# Records shown start

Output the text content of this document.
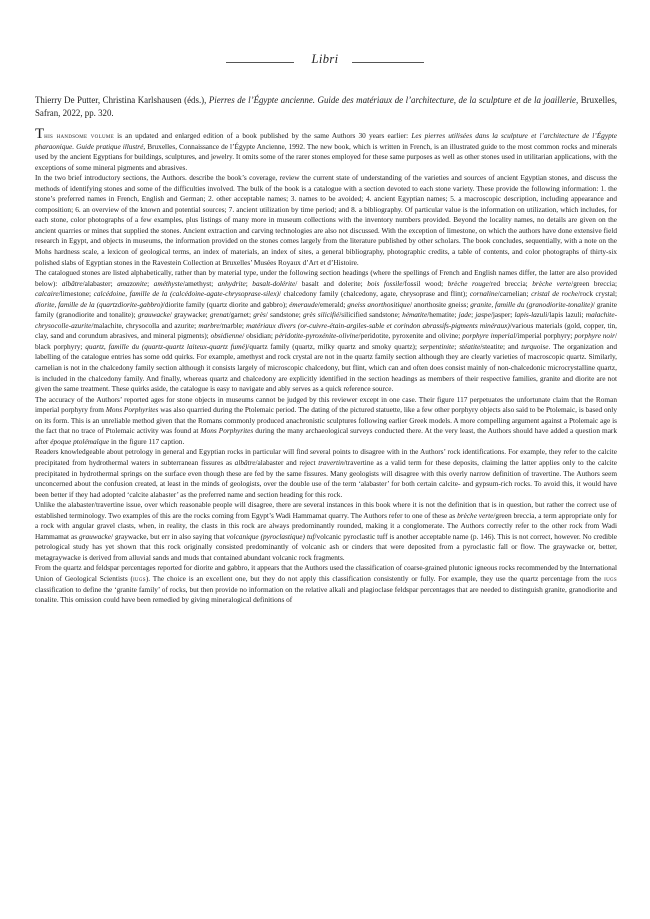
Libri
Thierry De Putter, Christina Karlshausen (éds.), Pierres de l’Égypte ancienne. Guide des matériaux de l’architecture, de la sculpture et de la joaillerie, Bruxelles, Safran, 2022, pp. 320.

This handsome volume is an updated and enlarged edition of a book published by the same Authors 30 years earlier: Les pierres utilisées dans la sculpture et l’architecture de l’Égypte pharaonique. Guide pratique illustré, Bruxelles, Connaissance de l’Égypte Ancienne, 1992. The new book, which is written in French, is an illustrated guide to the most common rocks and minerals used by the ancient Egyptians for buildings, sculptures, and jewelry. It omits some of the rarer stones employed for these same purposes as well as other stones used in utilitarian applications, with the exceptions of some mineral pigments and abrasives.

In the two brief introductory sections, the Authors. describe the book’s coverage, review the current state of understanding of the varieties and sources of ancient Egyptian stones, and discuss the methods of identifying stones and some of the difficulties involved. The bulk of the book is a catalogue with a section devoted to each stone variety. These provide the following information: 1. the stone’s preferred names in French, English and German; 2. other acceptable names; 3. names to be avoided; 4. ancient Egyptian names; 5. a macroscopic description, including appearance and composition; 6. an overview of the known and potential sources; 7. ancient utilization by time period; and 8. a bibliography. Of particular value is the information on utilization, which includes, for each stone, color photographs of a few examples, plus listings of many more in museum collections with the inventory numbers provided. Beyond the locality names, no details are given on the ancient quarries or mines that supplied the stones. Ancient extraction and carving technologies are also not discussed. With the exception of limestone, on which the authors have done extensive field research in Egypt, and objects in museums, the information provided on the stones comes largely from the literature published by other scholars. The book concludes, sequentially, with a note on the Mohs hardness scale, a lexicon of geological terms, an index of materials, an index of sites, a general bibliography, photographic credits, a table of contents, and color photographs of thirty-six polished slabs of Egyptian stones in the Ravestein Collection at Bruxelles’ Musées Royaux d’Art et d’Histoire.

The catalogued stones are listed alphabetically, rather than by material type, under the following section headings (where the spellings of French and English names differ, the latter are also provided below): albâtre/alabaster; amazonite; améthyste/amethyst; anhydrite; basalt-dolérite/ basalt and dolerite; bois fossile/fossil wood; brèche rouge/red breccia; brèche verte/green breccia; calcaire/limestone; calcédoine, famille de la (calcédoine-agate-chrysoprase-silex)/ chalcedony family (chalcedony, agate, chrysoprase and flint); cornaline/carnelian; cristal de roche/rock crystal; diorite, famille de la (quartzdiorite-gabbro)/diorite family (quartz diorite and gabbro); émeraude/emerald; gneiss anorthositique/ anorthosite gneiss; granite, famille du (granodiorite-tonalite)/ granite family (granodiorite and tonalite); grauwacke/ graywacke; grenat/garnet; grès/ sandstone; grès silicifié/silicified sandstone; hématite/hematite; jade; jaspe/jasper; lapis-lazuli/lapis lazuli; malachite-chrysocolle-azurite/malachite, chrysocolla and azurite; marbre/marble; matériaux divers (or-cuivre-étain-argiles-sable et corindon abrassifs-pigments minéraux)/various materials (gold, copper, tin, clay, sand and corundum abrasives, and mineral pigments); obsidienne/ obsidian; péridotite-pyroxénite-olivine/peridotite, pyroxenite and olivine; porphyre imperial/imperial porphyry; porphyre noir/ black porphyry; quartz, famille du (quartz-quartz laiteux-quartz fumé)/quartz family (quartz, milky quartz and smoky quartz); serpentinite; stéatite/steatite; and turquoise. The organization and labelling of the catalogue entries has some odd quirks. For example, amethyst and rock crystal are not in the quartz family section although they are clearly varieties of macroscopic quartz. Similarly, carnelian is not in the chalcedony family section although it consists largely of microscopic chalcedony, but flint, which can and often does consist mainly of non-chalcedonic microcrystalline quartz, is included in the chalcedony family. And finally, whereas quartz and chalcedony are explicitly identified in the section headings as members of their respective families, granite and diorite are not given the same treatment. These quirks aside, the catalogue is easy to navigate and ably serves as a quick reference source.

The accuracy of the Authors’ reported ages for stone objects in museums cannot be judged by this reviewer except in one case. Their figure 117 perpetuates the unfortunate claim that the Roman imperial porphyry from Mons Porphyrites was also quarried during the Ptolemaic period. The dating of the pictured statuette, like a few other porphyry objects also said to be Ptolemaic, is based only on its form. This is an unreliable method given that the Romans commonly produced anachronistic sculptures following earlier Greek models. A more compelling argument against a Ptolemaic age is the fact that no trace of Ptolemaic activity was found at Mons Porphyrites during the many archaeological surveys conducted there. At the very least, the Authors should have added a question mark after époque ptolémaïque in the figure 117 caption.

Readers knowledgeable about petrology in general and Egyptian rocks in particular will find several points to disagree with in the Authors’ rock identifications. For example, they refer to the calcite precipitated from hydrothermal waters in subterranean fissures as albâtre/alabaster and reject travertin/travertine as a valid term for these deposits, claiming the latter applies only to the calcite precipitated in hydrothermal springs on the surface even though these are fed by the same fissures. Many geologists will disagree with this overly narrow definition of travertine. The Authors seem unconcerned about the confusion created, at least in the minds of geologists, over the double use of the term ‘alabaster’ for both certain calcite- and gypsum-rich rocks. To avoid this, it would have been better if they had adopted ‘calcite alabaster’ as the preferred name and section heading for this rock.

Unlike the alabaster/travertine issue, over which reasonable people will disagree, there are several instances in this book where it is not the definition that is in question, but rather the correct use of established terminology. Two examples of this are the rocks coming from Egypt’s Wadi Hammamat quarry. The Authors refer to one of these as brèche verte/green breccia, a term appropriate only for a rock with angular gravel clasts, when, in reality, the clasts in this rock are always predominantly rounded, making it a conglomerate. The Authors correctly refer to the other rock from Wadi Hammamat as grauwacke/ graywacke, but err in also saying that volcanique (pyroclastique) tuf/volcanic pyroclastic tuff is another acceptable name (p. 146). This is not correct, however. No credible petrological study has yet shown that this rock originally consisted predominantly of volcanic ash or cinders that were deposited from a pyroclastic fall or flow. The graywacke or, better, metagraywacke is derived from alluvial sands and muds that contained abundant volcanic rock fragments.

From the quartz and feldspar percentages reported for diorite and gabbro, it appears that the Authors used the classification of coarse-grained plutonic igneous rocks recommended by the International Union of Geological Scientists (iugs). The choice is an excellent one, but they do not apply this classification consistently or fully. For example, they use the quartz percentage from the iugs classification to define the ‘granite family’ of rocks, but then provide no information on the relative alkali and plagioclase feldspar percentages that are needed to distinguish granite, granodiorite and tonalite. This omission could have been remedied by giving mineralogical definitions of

# Records shown end
# Records shown start

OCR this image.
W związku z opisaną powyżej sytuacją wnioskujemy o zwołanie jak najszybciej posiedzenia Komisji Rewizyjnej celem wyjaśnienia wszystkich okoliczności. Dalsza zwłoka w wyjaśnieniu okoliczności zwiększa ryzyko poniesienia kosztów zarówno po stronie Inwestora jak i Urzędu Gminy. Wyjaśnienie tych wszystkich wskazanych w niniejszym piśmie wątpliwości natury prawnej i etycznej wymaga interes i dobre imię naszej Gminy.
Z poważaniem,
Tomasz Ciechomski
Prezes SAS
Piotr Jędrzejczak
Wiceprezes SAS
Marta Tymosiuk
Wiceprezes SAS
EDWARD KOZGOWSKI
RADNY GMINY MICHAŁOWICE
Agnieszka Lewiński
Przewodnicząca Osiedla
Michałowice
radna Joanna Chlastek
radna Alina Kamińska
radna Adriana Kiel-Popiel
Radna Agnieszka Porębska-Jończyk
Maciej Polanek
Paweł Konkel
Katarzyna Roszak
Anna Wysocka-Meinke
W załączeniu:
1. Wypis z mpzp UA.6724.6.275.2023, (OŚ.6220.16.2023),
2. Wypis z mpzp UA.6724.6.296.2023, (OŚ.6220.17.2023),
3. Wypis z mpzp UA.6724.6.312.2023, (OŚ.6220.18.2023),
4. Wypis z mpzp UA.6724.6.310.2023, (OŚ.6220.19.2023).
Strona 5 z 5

# Records shown end
# Records shown start

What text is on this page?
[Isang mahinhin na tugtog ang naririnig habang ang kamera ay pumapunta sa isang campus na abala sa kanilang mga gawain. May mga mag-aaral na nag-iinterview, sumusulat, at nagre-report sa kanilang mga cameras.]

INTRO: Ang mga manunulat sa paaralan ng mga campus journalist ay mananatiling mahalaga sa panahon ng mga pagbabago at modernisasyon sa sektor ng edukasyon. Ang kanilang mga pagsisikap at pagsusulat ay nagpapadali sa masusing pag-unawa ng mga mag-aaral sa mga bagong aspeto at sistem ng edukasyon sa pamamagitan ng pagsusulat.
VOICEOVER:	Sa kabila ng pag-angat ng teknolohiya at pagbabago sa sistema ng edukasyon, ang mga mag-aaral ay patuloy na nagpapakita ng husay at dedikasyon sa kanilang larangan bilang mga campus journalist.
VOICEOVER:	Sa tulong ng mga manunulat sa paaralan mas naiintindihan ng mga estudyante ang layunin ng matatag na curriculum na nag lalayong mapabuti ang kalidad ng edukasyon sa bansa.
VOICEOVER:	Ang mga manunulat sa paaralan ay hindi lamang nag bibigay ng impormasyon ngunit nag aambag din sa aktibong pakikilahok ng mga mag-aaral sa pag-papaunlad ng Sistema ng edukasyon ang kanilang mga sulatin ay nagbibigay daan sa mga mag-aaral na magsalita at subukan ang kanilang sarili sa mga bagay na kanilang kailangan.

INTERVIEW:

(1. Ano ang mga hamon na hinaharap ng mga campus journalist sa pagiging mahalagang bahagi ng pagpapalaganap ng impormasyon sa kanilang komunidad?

# Records shown end

Set problem: The lines to collect are those holding the string "text"; copy them all.

Finished task:
Output the text content of this document.
What text is on this page?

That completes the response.